#### Given data:
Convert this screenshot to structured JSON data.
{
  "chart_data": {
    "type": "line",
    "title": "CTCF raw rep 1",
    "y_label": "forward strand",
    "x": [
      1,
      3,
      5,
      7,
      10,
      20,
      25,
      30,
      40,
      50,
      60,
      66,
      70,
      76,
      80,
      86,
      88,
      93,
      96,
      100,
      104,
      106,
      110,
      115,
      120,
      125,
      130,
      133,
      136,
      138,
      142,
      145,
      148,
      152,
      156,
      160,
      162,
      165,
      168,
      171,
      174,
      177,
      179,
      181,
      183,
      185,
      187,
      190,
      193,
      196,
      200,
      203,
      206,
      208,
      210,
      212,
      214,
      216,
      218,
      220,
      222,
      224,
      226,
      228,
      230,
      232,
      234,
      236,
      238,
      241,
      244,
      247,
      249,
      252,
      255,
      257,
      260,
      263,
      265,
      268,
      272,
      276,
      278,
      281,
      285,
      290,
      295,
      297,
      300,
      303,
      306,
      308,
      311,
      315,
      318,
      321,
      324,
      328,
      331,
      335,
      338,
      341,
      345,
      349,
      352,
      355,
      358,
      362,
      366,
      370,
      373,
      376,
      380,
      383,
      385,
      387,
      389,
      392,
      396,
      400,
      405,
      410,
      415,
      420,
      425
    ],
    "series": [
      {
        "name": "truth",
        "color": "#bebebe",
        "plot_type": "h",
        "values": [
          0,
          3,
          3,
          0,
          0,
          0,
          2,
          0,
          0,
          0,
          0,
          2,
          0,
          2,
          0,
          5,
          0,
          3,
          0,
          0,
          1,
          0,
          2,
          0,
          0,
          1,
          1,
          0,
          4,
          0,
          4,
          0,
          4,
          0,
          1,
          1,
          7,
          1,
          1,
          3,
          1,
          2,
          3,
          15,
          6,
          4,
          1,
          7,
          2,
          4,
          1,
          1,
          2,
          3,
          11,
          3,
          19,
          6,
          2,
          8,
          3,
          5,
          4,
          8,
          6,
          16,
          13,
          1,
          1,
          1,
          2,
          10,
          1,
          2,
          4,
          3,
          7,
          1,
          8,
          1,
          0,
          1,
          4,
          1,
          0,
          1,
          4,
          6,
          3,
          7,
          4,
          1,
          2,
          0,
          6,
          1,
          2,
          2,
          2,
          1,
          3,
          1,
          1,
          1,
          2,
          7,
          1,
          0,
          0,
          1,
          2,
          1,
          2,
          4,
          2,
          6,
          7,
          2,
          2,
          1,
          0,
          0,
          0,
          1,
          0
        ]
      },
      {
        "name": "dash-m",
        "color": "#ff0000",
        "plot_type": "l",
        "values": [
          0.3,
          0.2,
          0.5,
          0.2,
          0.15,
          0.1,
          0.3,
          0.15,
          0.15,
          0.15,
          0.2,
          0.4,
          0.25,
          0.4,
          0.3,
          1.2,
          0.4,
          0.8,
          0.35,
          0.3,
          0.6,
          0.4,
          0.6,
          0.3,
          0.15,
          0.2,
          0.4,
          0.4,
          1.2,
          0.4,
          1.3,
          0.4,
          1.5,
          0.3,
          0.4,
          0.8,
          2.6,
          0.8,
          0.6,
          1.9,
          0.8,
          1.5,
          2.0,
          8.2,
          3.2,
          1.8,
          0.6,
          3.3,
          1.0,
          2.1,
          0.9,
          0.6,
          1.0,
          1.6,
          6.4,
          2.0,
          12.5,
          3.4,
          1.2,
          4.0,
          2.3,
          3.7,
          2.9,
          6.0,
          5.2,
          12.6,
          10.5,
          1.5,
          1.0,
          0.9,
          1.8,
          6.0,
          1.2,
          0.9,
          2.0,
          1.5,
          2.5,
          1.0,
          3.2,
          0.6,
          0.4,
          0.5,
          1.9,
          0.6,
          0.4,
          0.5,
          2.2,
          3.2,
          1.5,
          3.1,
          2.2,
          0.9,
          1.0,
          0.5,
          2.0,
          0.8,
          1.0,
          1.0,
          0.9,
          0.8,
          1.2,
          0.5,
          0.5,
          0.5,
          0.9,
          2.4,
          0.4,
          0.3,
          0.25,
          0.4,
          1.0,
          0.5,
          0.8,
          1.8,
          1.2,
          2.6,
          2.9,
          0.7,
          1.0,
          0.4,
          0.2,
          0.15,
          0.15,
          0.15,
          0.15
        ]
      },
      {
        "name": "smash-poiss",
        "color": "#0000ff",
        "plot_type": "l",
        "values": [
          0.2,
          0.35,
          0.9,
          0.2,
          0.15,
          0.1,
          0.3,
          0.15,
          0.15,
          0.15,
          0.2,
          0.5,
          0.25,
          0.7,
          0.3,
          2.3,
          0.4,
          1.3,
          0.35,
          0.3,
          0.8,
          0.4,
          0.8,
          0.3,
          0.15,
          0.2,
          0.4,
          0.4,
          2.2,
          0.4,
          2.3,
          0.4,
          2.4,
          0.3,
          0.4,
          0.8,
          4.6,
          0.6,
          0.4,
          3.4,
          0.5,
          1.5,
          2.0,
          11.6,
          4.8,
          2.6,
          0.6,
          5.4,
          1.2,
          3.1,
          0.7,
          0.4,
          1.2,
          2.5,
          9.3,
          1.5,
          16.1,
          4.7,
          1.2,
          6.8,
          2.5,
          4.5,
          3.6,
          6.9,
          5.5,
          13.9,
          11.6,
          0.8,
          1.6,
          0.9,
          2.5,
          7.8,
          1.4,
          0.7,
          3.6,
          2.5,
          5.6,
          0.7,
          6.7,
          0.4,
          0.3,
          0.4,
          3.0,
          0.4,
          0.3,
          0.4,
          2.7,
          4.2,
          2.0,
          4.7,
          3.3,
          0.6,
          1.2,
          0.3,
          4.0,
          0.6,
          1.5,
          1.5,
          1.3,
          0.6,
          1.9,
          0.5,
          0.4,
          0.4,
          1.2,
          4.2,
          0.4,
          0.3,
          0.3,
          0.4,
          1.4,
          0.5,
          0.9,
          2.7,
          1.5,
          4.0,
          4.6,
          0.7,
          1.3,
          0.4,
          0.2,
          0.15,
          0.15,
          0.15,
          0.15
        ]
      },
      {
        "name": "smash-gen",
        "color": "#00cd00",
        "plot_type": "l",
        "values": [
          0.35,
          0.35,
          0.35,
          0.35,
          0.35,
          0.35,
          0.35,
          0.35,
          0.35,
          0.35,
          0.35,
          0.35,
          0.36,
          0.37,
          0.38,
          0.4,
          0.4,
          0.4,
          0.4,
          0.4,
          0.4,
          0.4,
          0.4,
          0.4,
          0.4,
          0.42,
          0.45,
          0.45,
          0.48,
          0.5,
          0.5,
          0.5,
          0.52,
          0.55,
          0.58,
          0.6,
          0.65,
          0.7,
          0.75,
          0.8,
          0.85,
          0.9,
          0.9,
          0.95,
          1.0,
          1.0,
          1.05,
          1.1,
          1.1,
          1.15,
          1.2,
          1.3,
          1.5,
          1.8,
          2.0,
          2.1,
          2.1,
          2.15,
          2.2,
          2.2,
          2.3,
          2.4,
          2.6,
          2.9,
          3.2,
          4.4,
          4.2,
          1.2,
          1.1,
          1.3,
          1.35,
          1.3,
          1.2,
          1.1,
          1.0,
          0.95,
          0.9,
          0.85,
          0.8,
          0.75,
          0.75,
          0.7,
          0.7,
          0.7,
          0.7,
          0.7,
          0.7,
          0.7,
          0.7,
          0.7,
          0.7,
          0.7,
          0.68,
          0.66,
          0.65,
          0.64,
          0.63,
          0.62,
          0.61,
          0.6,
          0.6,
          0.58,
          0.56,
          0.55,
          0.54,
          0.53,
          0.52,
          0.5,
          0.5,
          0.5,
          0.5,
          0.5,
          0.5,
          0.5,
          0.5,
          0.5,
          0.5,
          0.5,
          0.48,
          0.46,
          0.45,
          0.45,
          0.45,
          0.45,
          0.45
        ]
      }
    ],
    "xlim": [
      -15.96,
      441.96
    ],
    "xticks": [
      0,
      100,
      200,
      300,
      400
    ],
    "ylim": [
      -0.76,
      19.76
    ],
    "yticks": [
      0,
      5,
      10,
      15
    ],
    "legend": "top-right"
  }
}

#### What needs to be done:
Give the number of lines in the listing above that contain "name", and nothing else.

#### Full output:
4